== Data for processing ==
________________________________________

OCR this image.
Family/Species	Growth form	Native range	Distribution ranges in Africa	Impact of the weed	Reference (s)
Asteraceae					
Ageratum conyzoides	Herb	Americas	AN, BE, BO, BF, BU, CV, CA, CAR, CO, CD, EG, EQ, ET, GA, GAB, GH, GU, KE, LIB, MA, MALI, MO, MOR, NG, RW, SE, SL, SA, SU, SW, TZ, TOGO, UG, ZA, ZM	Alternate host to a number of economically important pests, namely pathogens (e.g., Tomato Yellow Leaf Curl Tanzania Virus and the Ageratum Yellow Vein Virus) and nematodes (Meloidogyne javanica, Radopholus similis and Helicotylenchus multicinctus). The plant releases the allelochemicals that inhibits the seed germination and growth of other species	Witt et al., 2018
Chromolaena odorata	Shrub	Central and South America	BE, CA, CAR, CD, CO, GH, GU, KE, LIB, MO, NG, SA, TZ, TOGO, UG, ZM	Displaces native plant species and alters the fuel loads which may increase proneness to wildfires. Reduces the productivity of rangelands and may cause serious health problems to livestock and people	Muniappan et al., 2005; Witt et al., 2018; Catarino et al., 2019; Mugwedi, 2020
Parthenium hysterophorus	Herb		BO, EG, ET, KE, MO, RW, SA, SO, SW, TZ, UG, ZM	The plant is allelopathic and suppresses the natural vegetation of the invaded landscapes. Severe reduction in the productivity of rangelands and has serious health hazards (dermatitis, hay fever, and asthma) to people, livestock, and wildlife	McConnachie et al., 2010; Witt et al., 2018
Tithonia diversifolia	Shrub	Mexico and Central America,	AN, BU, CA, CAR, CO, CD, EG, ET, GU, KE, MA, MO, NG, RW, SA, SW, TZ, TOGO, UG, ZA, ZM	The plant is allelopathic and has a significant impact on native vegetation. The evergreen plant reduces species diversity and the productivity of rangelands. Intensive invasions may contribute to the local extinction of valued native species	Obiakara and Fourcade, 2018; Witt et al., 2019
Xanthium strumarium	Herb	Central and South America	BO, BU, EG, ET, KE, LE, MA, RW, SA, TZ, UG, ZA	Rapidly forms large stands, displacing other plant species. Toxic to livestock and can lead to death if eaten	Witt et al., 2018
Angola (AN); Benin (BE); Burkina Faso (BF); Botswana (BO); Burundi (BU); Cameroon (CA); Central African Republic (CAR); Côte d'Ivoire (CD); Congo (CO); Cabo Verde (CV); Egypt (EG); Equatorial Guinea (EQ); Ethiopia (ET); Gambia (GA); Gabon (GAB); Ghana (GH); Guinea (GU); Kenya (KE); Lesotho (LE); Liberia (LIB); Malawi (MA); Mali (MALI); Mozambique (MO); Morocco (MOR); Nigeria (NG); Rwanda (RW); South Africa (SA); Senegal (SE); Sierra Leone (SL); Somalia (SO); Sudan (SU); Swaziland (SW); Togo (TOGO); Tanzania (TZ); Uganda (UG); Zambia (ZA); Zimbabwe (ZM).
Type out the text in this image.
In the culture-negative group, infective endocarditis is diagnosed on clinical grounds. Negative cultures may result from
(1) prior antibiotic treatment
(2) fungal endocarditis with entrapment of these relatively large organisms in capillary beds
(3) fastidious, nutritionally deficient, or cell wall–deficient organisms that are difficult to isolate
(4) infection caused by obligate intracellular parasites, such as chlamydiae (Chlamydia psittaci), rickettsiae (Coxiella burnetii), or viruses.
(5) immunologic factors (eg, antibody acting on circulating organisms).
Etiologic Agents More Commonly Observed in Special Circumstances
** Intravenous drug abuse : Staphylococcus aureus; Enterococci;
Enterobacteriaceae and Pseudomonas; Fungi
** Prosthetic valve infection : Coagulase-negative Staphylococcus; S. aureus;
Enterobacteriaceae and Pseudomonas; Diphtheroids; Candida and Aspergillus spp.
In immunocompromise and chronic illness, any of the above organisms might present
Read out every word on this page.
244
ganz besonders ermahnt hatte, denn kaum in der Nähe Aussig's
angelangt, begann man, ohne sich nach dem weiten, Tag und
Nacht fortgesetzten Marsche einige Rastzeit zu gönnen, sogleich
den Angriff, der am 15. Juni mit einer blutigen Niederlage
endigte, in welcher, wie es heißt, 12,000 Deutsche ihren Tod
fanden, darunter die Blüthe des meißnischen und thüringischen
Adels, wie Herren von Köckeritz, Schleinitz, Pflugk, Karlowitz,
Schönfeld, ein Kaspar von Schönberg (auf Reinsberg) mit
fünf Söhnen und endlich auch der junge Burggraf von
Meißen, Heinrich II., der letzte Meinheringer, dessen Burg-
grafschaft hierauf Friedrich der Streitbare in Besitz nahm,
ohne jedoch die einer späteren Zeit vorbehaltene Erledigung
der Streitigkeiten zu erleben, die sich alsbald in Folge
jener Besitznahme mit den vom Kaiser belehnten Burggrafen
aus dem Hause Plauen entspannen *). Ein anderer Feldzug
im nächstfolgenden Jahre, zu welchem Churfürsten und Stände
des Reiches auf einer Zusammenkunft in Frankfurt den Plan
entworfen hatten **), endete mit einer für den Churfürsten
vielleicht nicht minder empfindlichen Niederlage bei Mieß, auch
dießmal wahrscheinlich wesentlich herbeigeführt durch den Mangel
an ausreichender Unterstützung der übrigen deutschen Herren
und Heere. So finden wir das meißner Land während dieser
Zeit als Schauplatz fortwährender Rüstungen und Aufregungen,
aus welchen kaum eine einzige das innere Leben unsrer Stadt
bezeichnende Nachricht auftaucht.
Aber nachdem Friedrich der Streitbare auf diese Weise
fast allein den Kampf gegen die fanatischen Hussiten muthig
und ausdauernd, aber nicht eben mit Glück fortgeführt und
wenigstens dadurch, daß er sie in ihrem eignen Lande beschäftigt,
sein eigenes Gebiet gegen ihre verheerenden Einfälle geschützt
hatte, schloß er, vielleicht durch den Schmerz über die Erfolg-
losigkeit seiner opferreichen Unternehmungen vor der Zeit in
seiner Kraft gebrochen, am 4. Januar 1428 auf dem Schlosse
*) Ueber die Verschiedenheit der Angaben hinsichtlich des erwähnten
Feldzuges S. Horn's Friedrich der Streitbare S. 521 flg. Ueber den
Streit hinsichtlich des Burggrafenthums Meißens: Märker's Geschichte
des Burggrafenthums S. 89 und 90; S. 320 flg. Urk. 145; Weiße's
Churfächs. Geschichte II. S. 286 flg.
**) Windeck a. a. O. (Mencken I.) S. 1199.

________________________________________

== What you should do ==
Search the listing for the word "Churfürsten", and copy every line in which it is found.

== Problem solution ==
im nächstfolgenden Jahre, zu welchem Churfürsten und Stände
entworfen hatten **), endete mit einer für den Churfürsten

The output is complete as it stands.